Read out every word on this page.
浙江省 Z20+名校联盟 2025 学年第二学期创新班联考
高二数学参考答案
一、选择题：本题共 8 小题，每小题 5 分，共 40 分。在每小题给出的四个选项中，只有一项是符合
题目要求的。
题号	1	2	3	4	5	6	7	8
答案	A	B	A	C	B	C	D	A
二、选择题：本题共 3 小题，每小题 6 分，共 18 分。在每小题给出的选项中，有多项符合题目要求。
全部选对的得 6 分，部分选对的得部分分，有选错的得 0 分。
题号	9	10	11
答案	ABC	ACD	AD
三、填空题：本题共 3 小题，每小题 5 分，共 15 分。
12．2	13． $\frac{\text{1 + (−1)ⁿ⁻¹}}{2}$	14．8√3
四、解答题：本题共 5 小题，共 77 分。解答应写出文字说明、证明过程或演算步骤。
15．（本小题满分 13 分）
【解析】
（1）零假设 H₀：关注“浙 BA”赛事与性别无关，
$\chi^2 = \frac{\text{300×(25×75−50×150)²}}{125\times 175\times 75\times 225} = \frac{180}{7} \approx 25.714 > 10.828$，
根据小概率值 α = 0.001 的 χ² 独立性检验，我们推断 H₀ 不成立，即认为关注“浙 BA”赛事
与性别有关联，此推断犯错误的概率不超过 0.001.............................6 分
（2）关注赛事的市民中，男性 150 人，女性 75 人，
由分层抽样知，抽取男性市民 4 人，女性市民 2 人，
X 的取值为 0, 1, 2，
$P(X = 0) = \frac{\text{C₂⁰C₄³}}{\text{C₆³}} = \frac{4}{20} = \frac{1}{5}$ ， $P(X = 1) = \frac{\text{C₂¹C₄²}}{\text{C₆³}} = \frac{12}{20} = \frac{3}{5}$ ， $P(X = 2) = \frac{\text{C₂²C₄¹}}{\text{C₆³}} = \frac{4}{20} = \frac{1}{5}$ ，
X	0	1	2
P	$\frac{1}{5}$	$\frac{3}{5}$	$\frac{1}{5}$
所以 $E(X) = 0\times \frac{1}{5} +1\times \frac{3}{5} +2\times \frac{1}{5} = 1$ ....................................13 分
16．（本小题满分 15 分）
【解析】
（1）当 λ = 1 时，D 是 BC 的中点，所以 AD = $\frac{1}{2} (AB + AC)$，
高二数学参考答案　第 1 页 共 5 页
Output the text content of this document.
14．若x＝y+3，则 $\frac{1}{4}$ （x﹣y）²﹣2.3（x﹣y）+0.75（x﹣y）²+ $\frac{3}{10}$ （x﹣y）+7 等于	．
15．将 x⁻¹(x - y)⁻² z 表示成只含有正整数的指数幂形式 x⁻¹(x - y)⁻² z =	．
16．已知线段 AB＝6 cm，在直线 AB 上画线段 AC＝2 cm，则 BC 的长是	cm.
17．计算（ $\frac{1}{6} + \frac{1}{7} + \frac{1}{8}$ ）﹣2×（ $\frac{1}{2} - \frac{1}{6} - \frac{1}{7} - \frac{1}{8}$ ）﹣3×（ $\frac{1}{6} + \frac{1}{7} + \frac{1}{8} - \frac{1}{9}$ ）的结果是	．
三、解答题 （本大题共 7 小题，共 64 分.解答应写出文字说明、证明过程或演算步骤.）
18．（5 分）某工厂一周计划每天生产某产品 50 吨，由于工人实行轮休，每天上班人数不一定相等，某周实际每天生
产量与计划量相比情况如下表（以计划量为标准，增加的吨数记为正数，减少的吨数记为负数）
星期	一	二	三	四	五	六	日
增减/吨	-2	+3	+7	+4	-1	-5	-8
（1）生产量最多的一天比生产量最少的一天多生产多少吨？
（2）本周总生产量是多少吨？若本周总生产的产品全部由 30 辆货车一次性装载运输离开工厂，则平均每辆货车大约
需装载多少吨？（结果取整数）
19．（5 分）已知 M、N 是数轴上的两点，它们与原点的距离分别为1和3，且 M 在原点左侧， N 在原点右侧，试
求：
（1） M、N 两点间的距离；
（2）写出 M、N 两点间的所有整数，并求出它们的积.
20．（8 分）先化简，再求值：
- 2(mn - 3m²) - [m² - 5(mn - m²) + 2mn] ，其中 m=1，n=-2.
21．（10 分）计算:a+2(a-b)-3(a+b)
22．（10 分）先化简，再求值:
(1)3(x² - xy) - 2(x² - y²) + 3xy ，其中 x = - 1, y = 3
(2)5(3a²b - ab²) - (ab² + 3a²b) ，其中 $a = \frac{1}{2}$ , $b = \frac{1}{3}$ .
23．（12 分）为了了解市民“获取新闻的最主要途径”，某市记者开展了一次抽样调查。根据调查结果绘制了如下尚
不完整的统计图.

○ ○ ○

▶ **Stated goal**
Each line from the one with "Output the text content of this document." through the last line of the records must be written out word for word. Include nothing else.

▶ **Answer to the exercise**
Output the text content of this document.
14．若x＝y+3，则 $\frac{1}{4}$ （x﹣y）²﹣2.3（x﹣y）+0.75（x﹣y）²+ $\frac{3}{10}$ （x﹣y）+7 等于	．
15．将 x⁻¹(x - y)⁻² z 表示成只含有正整数的指数幂形式 x⁻¹(x - y)⁻² z =	．
16．已知线段 AB＝6 cm，在直线 AB 上画线段 AC＝2 cm，则 BC 的长是	cm.
17．计算（ $\frac{1}{6} + \frac{1}{7} + \frac{1}{8}$ ）﹣2×（ $\frac{1}{2} - \frac{1}{6} - \frac{1}{7} - \frac{1}{8}$ ）﹣3×（ $\frac{1}{6} + \frac{1}{7} + \frac{1}{8} - \frac{1}{9}$ ）的结果是	．
三、解答题 （本大题共 7 小题，共 64 分.解答应写出文字说明、证明过程或演算步骤.）
18．（5 分）某工厂一周计划每天生产某产品 50 吨，由于工人实行轮休，每天上班人数不一定相等，某周实际每天生
产量与计划量相比情况如下表（以计划量为标准，增加的吨数记为正数，减少的吨数记为负数）
星期	一	二	三	四	五	六	日
增减/吨	-2	+3	+7	+4	-1	-5	-8
（1）生产量最多的一天比生产量最少的一天多生产多少吨？
（2）本周总生产量是多少吨？若本周总生产的产品全部由 30 辆货车一次性装载运输离开工厂，则平均每辆货车大约
需装载多少吨？（结果取整数）
19．（5 分）已知 M、N 是数轴上的两点，它们与原点的距离分别为1和3，且 M 在原点左侧， N 在原点右侧，试
求：
（1） M、N 两点间的距离；
（2）写出 M、N 两点间的所有整数，并求出它们的积.
20．（8 分）先化简，再求值：
- 2(mn - 3m²) - [m² - 5(mn - m²) + 2mn] ，其中 m=1，n=-2.
21．（10 分）计算:a+2(a-b)-3(a+b)
22．（10 分）先化简，再求值:
(1)3(x² - xy) - 2(x² - y²) + 3xy ，其中 x = - 1, y = 3
(2)5(3a²b - ab²) - (ab² + 3a²b) ，其中 $a = \frac{1}{2}$ , $b = \frac{1}{3}$ .
23．（12 分）为了了解市民“获取新闻的最主要途径”，某市记者开展了一次抽样调查。根据调查结果绘制了如下尚
不完整的统计图.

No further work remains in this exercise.